* _Stored data_
◇ ◇ ◇

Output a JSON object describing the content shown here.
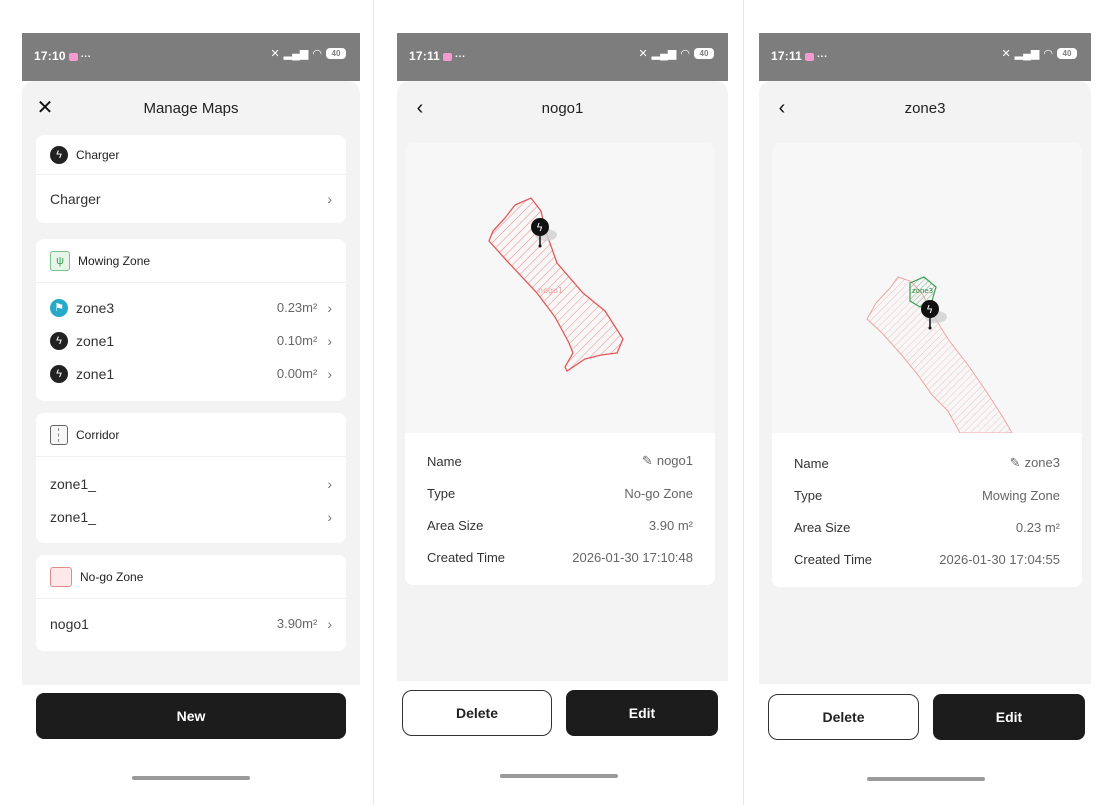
{
  "status_bar": {
    "panel1_time": "17:10",
    "panel2_time": "17:11",
    "panel3_time": "17:11",
    "dots": "···",
    "battery": "40"
  },
  "manage_maps": {
    "title": "Manage Maps",
    "charger": {
      "header": "Charger",
      "items": [
        {
          "label": "Charger"
        }
      ]
    },
    "mowing": {
      "header": "Mowing Zone",
      "items": [
        {
          "label": "zone3",
          "value": "0.23m²"
        },
        {
          "label": "zone1",
          "value": "0.10m²"
        },
        {
          "label": "zone1",
          "value": "0.00m²"
        }
      ]
    },
    "corridor": {
      "header": "Corridor",
      "items": [
        {
          "label": "zone1_"
        },
        {
          "label": "zone1_"
        }
      ]
    },
    "nogo": {
      "header": "No-go Zone",
      "items": [
        {
          "label": "nogo1",
          "value": "3.90m²"
        }
      ]
    },
    "new_button": "New"
  },
  "detail_nogo": {
    "title": "nogo1",
    "map_label": "nogo1",
    "fields": [
      {
        "label": "Name",
        "value": "nogo1"
      },
      {
        "label": "Type",
        "value": "No-go Zone"
      },
      {
        "label": "Area Size",
        "value": "3.90 m²"
      },
      {
        "label": "Created Time",
        "value": "2026-01-30 17:10:48"
      }
    ],
    "delete_button": "Delete",
    "edit_button": "Edit"
  },
  "detail_zone3": {
    "title": "zone3",
    "map_label": "zone3",
    "fields": [
      {
        "label": "Name",
        "value": "zone3"
      },
      {
        "label": "Type",
        "value": "Mowing Zone"
      },
      {
        "label": "Area Size",
        "value": "0.23 m²"
      },
      {
        "label": "Created Time",
        "value": "2026-01-30 17:04:55"
      }
    ],
    "delete_button": "Delete",
    "edit_button": "Edit"
  },
  "colors": {
    "nogo_stroke": "#e05a5a",
    "mowing_stroke": "#3d9d55",
    "primary": "#1c1c1c",
    "sheet_bg": "#f3f3f3"
  },
  "icons": {
    "close": "close-icon",
    "back": "back-arrow-icon",
    "chevron": "chevron-right-icon",
    "charger": "lightning-icon",
    "edit": "pencil-icon"
  }
}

◇ ◇ ◇

* _Exercise_
Every line of the data should be copied as it stands, without the images.

* _Response_
Output a JSON object describing the content shown here.
{
  "status_bar": {
    "panel1_time": "17:10",
    "panel2_time": "17:11",
    "panel3_time": "17:11",
    "dots": "···",
    "battery": "40"
  },
  "manage_maps": {
    "title": "Manage Maps",
    "charger": {
      "header": "Charger",
      "items": [
        {
          "label": "Charger"
        }
      ]
    },
    "mowing": {
      "header": "Mowing Zone",
      "items": [
        {
          "label": "zone3",
          "value": "0.23m²"
        },
        {
          "label": "zone1",
          "value": "0.10m²"
        },
        {
          "label": "zone1",
          "value": "0.00m²"
        }
      ]
    },
    "corridor": {
      "header": "Corridor",
      "items": [
        {
          "label": "zone1_"
        },
        {
          "label": "zone1_"
        }
      ]
    },
    "nogo": {
      "header": "No-go Zone",
      "items": [
        {
          "label": "nogo1",
          "value": "3.90m²"
        }
      ]
    },
    "new_button": "New"
  },
  "detail_nogo": {
    "title": "nogo1",
    "map_label": "nogo1",
    "fields": [
      {
        "label": "Name",
        "value": "nogo1"
      },
      {
        "label": "Type",
        "value": "No-go Zone"
      },
      {
        "label": "Area Size",
        "value": "3.90 m²"
      },
      {
        "label": "Created Time",
        "value": "2026-01-30 17:10:48"
      }
    ],
    "delete_button": "Delete",
    "edit_button": "Edit"
  },
  "detail_zone3": {
    "title": "zone3",
    "map_label": "zone3",
    "fields": [
      {
        "label": "Name",
        "value": "zone3"
      },
      {
        "label": "Type",
        "value": "Mowing Zone"
      },
      {
        "label": "Area Size",
        "value": "0.23 m²"
      },
      {
        "label": "Created Time",
        "value": "2026-01-30 17:04:55"
      }
    ],
    "delete_button": "Delete",
    "edit_button": "Edit"
  },
  "colors": {
    "nogo_stroke": "#e05a5a",
    "mowing_stroke": "#3d9d55",
    "primary": "#1c1c1c",
    "sheet_bg": "#f3f3f3"
  },
  "icons": {
    "close": "close-icon",
    "back": "back-arrow-icon",
    "chevron": "chevron-right-icon",
    "charger": "lightning-icon",
    "edit": "pencil-icon"
  }
}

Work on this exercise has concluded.